DATA PROVIDED:

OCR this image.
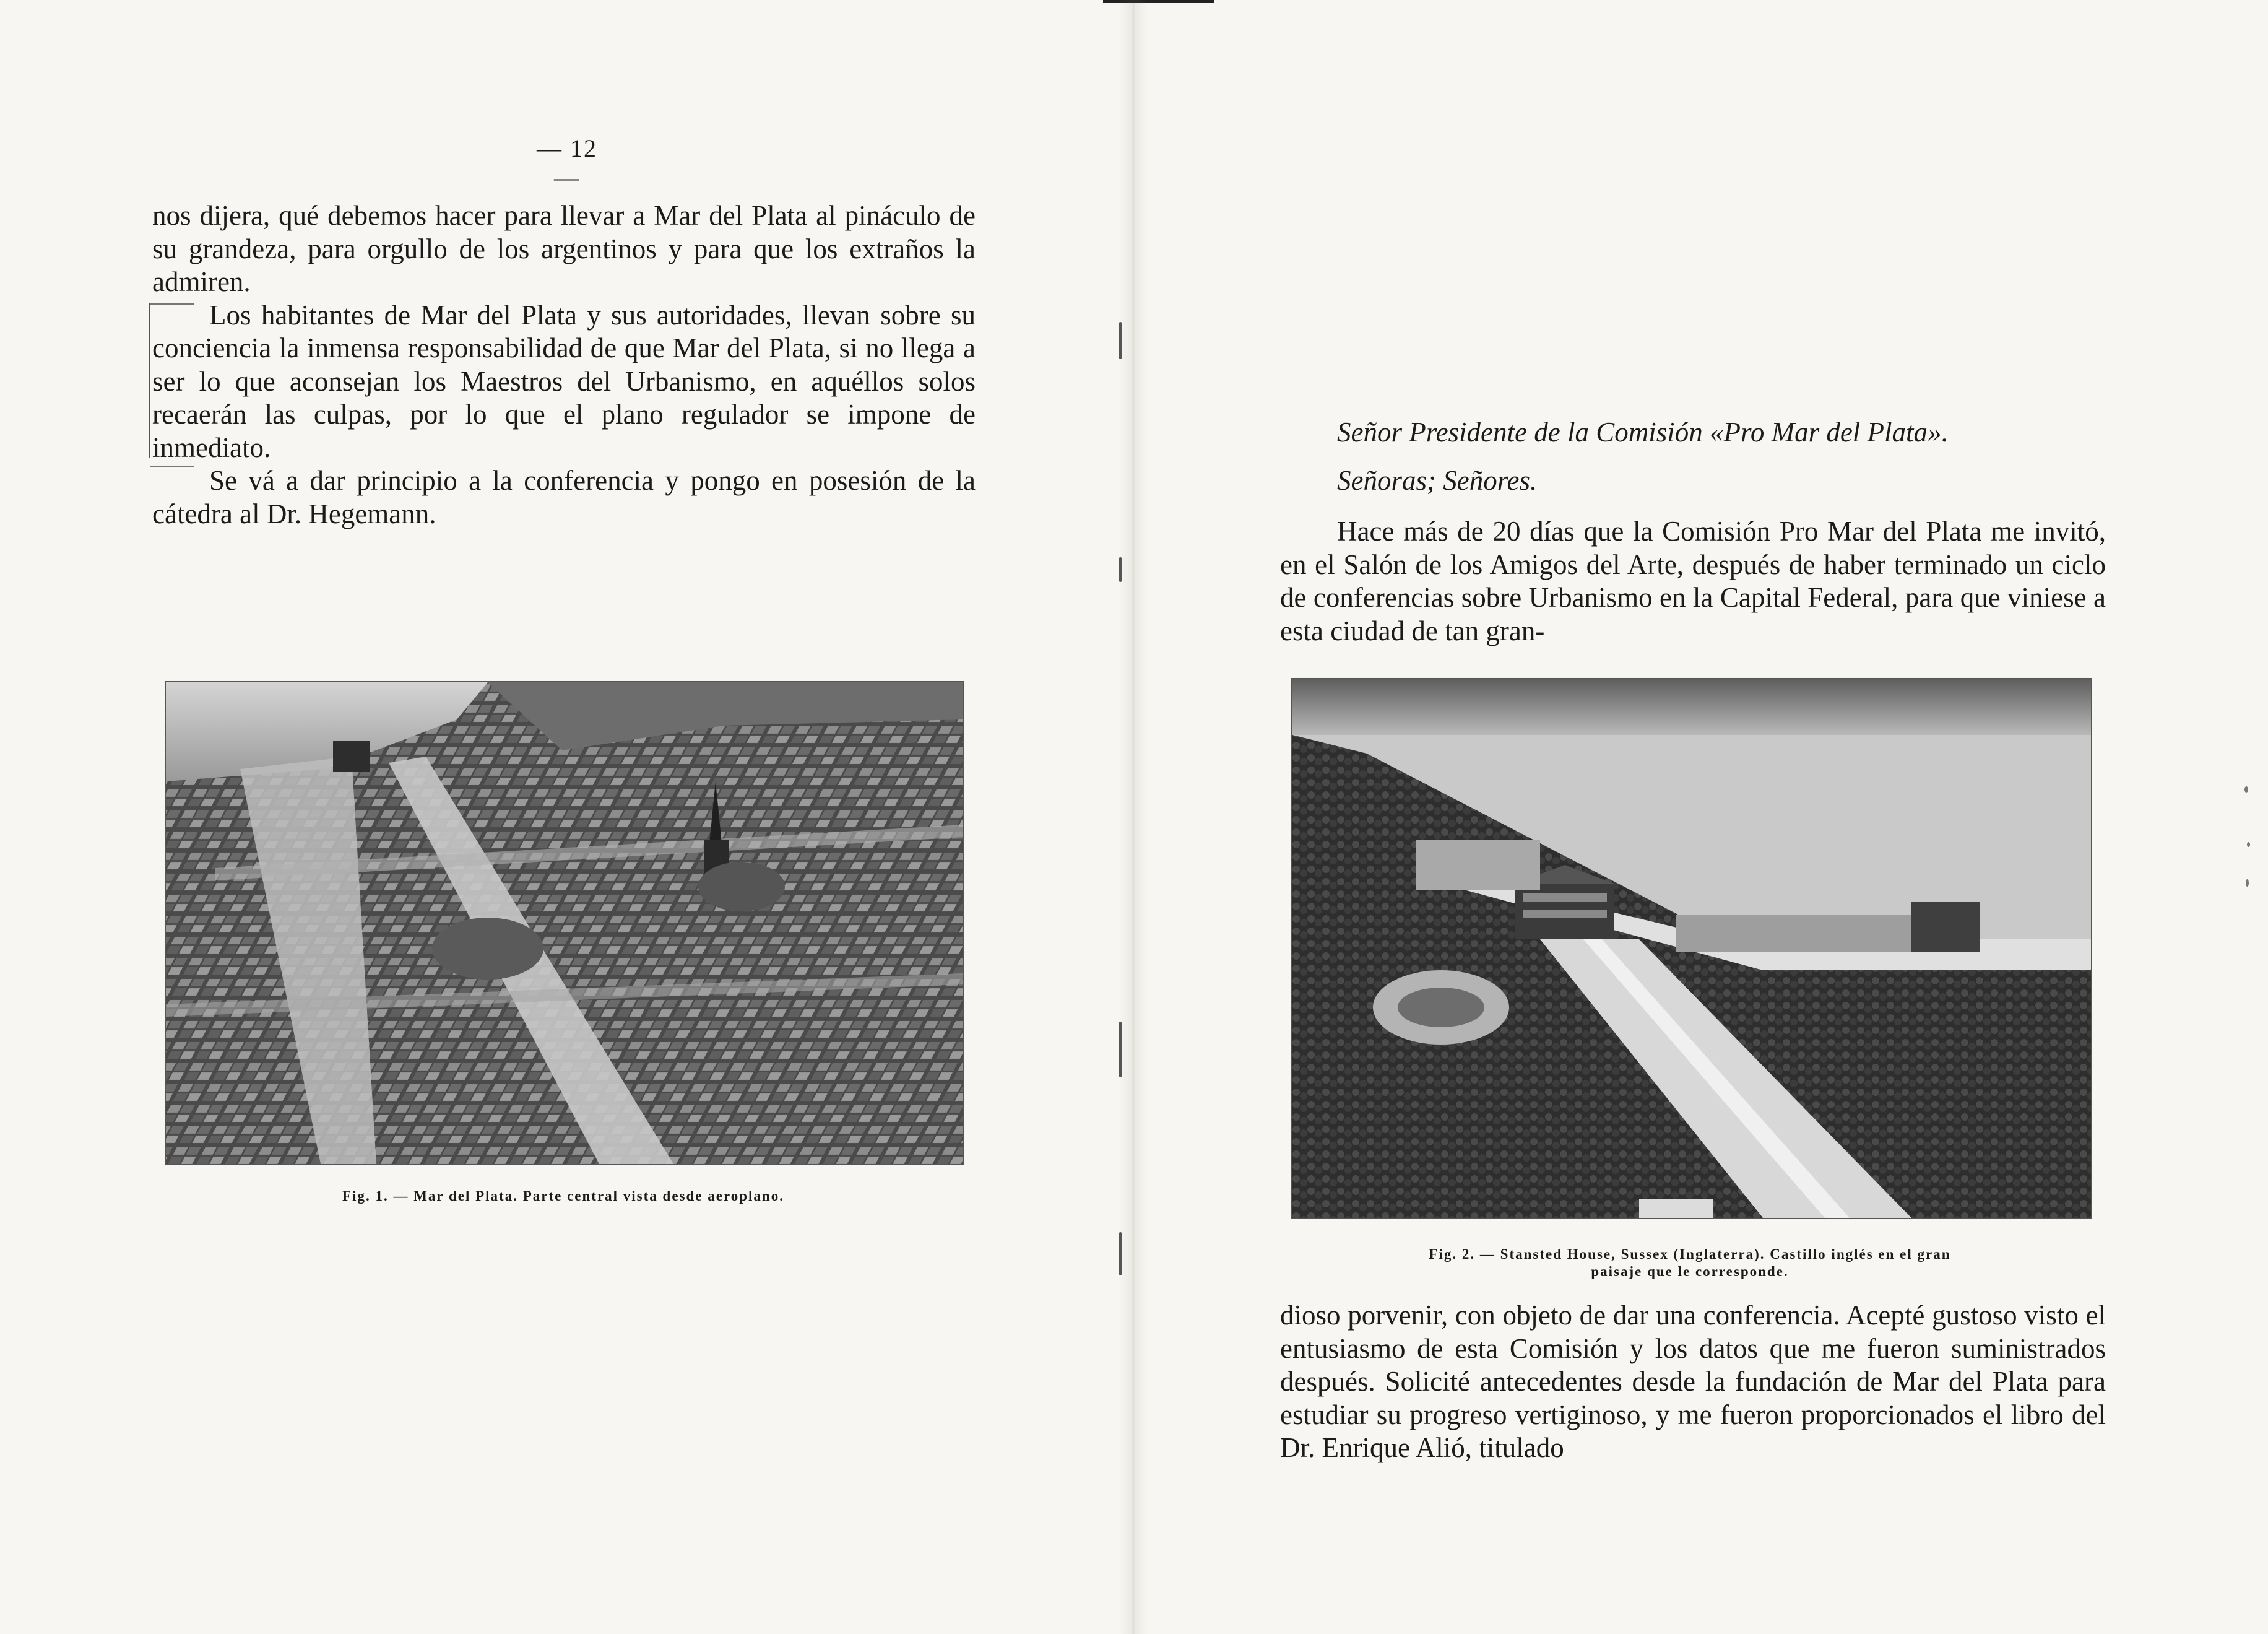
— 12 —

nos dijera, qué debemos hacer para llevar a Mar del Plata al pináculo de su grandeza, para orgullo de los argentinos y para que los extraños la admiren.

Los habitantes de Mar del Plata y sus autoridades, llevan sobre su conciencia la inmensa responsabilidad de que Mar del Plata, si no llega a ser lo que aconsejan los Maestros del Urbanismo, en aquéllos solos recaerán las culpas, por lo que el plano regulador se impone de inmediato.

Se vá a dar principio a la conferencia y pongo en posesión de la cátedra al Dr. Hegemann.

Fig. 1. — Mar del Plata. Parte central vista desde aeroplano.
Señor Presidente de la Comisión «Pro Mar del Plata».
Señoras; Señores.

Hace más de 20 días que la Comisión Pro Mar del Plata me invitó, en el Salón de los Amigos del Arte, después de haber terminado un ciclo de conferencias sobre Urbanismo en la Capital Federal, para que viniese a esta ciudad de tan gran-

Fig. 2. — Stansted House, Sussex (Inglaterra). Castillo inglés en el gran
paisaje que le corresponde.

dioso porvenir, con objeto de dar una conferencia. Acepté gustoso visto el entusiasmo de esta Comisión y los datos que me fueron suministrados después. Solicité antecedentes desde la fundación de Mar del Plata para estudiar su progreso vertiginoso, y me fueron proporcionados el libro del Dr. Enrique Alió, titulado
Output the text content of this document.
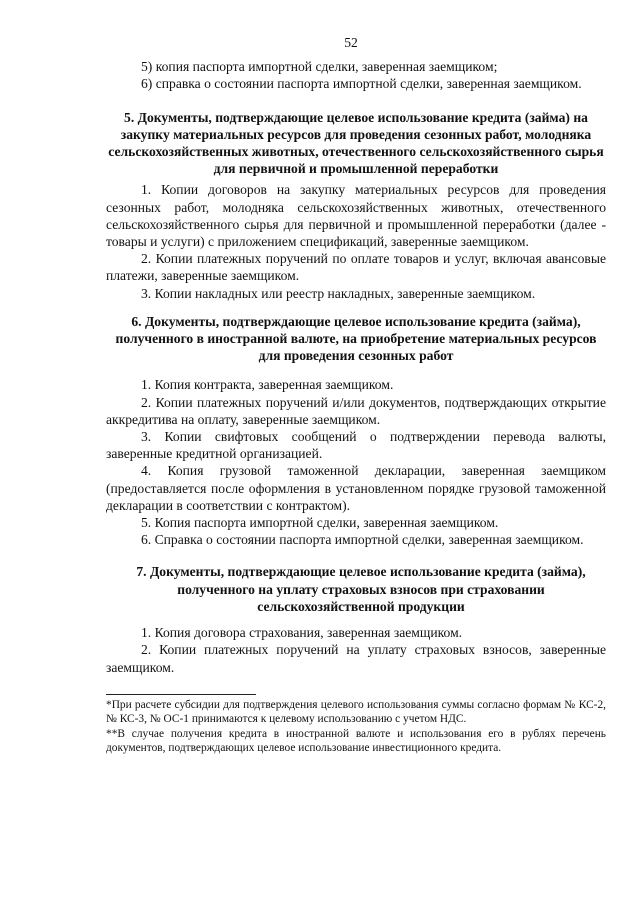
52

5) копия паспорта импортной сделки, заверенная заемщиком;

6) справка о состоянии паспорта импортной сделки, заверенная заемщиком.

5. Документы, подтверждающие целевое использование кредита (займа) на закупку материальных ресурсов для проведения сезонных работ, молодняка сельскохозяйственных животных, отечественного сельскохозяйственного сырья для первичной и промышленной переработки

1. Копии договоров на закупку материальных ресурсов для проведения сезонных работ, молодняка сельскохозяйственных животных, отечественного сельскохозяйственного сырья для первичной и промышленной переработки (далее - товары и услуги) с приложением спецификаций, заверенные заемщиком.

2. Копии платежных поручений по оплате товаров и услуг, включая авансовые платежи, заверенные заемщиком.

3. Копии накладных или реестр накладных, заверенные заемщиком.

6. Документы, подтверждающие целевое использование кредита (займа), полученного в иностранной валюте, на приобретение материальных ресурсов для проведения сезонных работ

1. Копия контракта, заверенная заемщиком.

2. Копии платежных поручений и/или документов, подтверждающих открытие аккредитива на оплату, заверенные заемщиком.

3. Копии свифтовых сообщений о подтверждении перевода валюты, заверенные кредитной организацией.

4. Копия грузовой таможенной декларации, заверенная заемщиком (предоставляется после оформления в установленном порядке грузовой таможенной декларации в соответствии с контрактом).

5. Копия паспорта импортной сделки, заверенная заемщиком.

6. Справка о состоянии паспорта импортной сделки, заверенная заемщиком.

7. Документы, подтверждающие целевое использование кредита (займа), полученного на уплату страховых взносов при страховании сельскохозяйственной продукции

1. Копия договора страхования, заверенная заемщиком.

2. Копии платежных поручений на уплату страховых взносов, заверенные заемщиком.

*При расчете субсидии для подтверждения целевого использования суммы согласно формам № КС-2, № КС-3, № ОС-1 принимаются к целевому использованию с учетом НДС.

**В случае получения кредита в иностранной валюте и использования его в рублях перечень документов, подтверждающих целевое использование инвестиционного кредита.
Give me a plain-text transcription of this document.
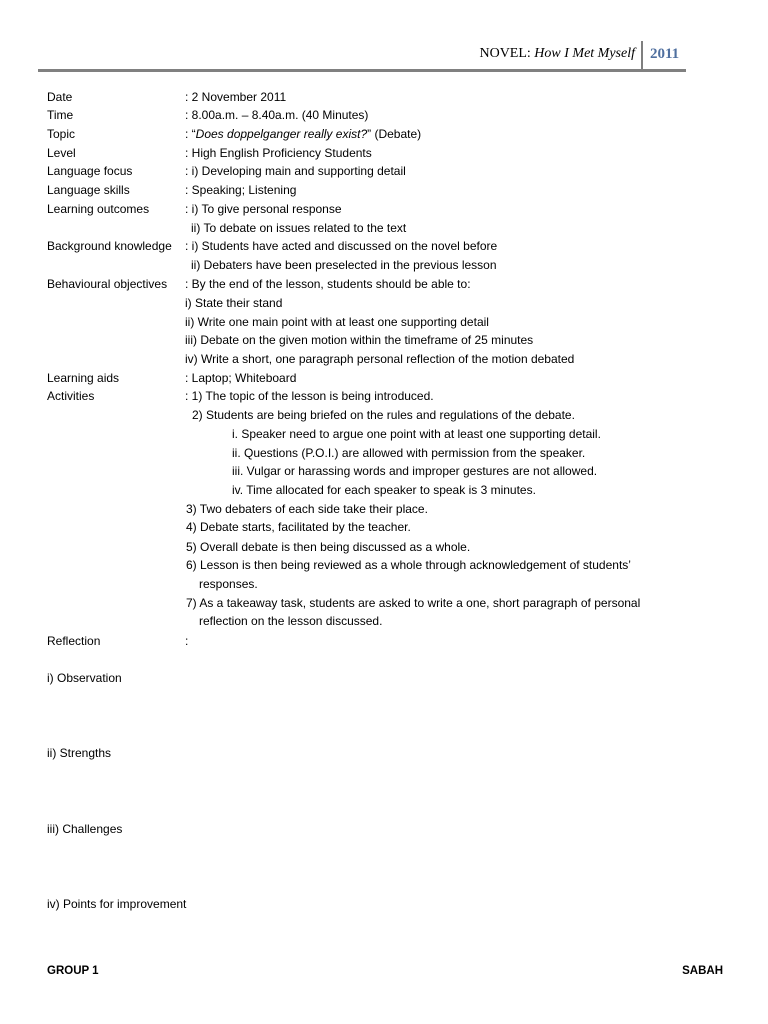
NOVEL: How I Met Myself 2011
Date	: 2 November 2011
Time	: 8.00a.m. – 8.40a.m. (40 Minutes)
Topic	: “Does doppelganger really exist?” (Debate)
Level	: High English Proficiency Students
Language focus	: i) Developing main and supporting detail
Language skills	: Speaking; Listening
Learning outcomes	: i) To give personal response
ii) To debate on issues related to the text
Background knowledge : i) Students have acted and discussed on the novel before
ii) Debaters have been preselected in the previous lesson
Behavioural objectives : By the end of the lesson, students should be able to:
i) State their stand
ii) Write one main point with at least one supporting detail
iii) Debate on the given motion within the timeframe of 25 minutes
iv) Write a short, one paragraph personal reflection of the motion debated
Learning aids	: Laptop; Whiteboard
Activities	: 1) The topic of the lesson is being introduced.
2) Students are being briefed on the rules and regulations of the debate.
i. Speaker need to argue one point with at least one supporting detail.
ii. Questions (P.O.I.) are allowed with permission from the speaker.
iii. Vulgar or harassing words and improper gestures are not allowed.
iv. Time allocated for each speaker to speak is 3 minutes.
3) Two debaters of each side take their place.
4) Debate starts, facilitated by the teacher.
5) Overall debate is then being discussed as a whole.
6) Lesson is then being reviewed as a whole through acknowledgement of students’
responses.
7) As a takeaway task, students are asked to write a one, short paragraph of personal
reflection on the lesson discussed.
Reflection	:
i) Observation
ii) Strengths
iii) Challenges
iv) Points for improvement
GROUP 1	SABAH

WHAT THE EXERCISE ASKS:
Repeat the data exactly in full, omitting its pictures.

IN RESPONSE:
OCR this image.
— 12 —

nos dijera, qué debemos hacer para llevar a Mar del Plata al pináculo de su grandeza, para orgullo de los argentinos y para que los extraños la admiren.

Los habitantes de Mar del Plata y sus autoridades, llevan sobre su conciencia la inmensa responsabilidad de que Mar del Plata, si no llega a ser lo que aconsejan los Maestros del Urbanismo, en aquéllos solos recaerán las culpas, por lo que el plano regulador se impone de inmediato.

Se vá a dar principio a la conferencia y pongo en posesión de la cátedra al Dr. Hegemann.

Fig. 1. — Mar del Plata. Parte central vista desde aeroplano.
Señor Presidente de la Comisión «Pro Mar del Plata».
Señoras; Señores.

Hace más de 20 días que la Comisión Pro Mar del Plata me invitó, en el Salón de los Amigos del Arte, después de haber terminado un ciclo de conferencias sobre Urbanismo en la Capital Federal, para que viniese a esta ciudad de tan gran-

Fig. 2. — Stansted House, Sussex (Inglaterra). Castillo inglés en el gran
paisaje que le corresponde.

dioso porvenir, con objeto de dar una conferencia. Acepté gustoso visto el entusiasmo de esta Comisión y los datos que me fueron suministrados después. Solicité antecedentes desde la fundación de Mar del Plata para estudiar su progreso vertiginoso, y me fueron proporcionados el libro del Dr. Enrique Alió, titulado
Output the text content of this document.
52

5) копия паспорта импортной сделки, заверенная заемщиком;

6) справка о состоянии паспорта импортной сделки, заверенная заемщиком.

5. Документы, подтверждающие целевое использование кредита (займа) на закупку материальных ресурсов для проведения сезонных работ, молодняка сельскохозяйственных животных, отечественного сельскохозяйственного сырья для первичной и промышленной переработки

1. Копии договоров на закупку материальных ресурсов для проведения сезонных работ, молодняка сельскохозяйственных животных, отечественного сельскохозяйственного сырья для первичной и промышленной переработки (далее - товары и услуги) с приложением спецификаций, заверенные заемщиком.

2. Копии платежных поручений по оплате товаров и услуг, включая авансовые платежи, заверенные заемщиком.

3. Копии накладных или реестр накладных, заверенные заемщиком.

6. Документы, подтверждающие целевое использование кредита (займа), полученного в иностранной валюте, на приобретение материальных ресурсов для проведения сезонных работ

1. Копия контракта, заверенная заемщиком.

2. Копии платежных поручений и/или документов, подтверждающих открытие аккредитива на оплату, заверенные заемщиком.

3. Копии свифтовых сообщений о подтверждении перевода валюты, заверенные кредитной организацией.

4. Копия грузовой таможенной декларации, заверенная заемщиком (предоставляется после оформления в установленном порядке грузовой таможенной декларации в соответствии с контрактом).

5. Копия паспорта импортной сделки, заверенная заемщиком.

6. Справка о состоянии паспорта импортной сделки, заверенная заемщиком.

7. Документы, подтверждающие целевое использование кредита (займа), полученного на уплату страховых взносов при страховании сельскохозяйственной продукции

1. Копия договора страхования, заверенная заемщиком.

2. Копии платежных поручений на уплату страховых взносов, заверенные заемщиком.

*При расчете субсидии для подтверждения целевого использования суммы согласно формам № КС-2, № КС-3, № ОС-1 принимаются к целевому использованию с учетом НДС.

**В случае получения кредита в иностранной валюте и использования его в рублях перечень документов, подтверждающих целевое использование инвестиционного кредита.
Give me a plain-text transcription of this document.
NOVEL: How I Met Myself 2011
Date	: 2 November 2011
Time	: 8.00a.m. – 8.40a.m. (40 Minutes)
Topic	: “Does doppelganger really exist?” (Debate)
Level	: High English Proficiency Students
Language focus	: i) Developing main and supporting detail
Language skills	: Speaking; Listening
Learning outcomes	: i) To give personal response
ii) To debate on issues related to the text
Background knowledge : i) Students have acted and discussed on the novel before
ii) Debaters have been preselected in the previous lesson
Behavioural objectives : By the end of the lesson, students should be able to:
i) State their stand
ii) Write one main point with at least one supporting detail
iii) Debate on the given motion within the timeframe of 25 minutes
iv) Write a short, one paragraph personal reflection of the motion debated
Learning aids	: Laptop; Whiteboard
Activities	: 1) The topic of the lesson is being introduced.
2) Students are being briefed on the rules and regulations of the debate.
i. Speaker need to argue one point with at least one supporting detail.
ii. Questions (P.O.I.) are allowed with permission from the speaker.
iii. Vulgar or harassing words and improper gestures are not allowed.
iv. Time allocated for each speaker to speak is 3 minutes.
3) Two debaters of each side take their place.
4) Debate starts, facilitated by the teacher.
5) Overall debate is then being discussed as a whole.
6) Lesson is then being reviewed as a whole through acknowledgement of students’
responses.
7) As a takeaway task, students are asked to write a one, short paragraph of personal
reflection on the lesson discussed.
Reflection	:
i) Observation
ii) Strengths
iii) Challenges
iv) Points for improvement
GROUP 1	SABAH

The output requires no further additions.